## DO THIS:
List each line holding the string "JSON".

[Rows from a dataset]
**********

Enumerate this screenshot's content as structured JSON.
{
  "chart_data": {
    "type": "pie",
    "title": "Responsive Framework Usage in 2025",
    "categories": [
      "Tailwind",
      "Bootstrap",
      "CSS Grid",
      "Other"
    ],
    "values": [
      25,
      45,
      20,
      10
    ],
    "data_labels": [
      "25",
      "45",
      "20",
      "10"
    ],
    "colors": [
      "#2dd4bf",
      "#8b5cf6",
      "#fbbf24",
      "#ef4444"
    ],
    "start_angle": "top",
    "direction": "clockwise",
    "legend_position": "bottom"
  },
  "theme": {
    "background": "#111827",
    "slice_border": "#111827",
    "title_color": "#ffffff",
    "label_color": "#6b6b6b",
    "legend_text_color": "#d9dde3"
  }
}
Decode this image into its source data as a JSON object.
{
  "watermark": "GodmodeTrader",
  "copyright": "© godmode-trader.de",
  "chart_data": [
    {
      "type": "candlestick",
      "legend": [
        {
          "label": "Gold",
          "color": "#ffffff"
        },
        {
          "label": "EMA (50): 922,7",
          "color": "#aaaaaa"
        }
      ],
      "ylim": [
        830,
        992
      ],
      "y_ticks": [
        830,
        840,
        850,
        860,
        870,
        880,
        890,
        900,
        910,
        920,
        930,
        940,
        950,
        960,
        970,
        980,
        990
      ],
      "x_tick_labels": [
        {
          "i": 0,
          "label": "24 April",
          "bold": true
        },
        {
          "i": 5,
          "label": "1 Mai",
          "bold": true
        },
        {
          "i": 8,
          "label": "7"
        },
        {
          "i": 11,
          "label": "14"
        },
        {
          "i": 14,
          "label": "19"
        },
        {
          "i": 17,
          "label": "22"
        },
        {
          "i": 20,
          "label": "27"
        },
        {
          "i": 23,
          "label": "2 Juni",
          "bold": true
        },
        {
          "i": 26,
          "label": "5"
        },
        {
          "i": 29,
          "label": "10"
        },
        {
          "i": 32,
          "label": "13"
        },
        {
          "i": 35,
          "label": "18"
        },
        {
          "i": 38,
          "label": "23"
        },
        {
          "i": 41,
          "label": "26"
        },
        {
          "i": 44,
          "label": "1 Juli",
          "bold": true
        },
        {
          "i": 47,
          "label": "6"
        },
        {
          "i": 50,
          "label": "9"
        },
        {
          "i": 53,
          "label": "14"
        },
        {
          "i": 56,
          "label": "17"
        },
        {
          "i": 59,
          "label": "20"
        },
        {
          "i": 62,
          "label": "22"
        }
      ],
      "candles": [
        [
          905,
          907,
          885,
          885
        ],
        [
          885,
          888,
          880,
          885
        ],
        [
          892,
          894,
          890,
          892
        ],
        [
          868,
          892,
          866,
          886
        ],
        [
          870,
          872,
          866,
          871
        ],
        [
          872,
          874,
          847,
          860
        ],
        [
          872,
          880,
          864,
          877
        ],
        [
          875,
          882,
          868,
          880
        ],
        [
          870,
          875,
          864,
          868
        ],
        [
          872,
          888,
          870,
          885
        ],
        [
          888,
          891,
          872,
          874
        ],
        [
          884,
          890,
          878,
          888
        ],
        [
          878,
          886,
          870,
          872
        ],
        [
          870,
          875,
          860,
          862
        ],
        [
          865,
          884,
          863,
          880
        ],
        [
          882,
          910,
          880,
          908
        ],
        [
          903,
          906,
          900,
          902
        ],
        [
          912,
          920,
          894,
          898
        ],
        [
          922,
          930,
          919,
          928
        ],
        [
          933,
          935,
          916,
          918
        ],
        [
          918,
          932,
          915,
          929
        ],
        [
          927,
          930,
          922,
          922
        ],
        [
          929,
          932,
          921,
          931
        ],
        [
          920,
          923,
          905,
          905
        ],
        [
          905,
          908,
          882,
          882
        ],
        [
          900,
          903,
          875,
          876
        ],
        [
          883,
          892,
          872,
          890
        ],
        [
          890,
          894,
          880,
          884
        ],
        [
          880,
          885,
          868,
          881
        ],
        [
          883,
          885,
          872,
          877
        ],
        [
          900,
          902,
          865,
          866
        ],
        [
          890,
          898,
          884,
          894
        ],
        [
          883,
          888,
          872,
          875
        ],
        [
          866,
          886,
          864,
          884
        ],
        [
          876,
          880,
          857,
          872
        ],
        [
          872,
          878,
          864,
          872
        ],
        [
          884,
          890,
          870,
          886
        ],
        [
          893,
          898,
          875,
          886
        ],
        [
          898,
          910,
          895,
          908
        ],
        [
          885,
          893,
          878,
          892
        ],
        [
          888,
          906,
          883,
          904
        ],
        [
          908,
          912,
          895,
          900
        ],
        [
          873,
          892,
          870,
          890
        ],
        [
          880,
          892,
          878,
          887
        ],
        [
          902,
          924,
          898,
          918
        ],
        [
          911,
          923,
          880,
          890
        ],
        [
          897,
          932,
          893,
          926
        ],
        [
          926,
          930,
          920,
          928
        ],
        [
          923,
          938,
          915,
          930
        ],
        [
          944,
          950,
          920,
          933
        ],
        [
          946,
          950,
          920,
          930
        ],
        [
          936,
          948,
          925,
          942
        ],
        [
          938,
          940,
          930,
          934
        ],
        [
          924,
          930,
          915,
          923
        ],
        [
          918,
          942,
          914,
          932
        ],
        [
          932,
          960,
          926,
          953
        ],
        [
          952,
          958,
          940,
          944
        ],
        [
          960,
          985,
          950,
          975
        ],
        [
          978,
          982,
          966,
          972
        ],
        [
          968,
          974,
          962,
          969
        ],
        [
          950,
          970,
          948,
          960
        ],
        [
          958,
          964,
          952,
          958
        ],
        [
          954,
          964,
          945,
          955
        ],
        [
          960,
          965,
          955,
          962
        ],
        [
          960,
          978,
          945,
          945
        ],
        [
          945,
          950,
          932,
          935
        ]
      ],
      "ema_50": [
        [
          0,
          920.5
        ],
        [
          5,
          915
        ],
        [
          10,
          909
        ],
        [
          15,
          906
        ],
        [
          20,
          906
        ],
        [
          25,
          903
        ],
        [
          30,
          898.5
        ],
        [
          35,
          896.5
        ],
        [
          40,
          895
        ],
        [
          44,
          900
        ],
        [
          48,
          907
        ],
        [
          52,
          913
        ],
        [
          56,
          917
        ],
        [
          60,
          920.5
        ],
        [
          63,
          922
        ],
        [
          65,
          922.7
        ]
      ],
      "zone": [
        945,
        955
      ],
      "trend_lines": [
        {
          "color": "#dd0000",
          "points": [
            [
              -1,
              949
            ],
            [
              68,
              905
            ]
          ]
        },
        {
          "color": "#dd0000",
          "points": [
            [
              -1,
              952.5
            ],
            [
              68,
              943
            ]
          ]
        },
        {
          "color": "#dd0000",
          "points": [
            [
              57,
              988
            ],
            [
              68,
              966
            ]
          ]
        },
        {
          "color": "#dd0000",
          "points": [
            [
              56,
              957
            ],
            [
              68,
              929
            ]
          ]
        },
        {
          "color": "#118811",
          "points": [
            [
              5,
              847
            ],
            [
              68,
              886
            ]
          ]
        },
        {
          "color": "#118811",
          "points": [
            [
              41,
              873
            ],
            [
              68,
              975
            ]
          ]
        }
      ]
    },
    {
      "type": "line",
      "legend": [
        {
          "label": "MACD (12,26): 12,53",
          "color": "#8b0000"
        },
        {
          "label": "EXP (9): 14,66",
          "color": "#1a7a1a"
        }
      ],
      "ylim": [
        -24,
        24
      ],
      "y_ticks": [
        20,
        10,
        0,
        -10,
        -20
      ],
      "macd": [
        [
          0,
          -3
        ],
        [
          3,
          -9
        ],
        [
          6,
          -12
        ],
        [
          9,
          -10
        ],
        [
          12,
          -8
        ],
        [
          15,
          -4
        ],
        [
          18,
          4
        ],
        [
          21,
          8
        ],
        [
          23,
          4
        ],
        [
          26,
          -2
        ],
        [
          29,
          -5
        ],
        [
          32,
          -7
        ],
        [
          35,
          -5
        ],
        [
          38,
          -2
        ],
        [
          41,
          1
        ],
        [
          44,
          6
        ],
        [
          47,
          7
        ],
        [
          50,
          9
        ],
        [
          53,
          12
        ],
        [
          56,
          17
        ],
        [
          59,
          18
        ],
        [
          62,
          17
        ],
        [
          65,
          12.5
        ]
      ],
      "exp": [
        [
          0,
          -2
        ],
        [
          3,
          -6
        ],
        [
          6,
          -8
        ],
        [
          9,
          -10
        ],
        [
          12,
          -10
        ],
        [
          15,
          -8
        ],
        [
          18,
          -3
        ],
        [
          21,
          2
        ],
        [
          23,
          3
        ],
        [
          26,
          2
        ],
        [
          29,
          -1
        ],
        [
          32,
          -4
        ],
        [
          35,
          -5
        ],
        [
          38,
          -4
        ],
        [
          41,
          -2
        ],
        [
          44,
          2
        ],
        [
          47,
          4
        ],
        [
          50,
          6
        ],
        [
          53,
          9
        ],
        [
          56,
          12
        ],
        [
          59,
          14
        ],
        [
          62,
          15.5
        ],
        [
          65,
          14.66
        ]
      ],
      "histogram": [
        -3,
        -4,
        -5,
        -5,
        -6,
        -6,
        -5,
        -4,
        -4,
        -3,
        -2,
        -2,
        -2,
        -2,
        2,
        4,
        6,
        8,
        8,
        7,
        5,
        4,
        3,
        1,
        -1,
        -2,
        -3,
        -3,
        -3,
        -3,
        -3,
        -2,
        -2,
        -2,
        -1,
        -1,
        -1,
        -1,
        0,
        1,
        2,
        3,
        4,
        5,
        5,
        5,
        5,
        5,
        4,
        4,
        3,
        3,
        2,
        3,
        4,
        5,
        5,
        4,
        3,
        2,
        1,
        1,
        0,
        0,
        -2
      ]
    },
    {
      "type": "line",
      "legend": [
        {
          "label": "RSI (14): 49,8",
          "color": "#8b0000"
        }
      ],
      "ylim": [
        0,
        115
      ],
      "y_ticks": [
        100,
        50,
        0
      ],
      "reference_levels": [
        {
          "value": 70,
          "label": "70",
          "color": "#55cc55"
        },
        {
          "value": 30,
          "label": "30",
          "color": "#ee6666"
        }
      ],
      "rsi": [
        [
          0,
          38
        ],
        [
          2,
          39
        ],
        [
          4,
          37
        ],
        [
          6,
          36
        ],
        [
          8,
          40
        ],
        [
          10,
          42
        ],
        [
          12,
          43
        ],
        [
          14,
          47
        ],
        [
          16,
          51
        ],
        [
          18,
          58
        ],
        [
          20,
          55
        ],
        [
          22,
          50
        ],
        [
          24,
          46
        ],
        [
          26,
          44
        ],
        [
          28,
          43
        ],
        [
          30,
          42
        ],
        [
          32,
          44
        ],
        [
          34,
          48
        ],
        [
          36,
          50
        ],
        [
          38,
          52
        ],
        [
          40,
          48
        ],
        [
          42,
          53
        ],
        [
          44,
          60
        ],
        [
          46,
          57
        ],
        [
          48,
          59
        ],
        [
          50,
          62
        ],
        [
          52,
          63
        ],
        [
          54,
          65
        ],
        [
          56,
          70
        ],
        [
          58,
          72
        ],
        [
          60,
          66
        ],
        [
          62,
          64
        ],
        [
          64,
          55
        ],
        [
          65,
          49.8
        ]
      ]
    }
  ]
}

**********

## FINAL RESULT:
Enumerate this screenshot's content as structured JSON.
Decode this image into its source data as a JSON object.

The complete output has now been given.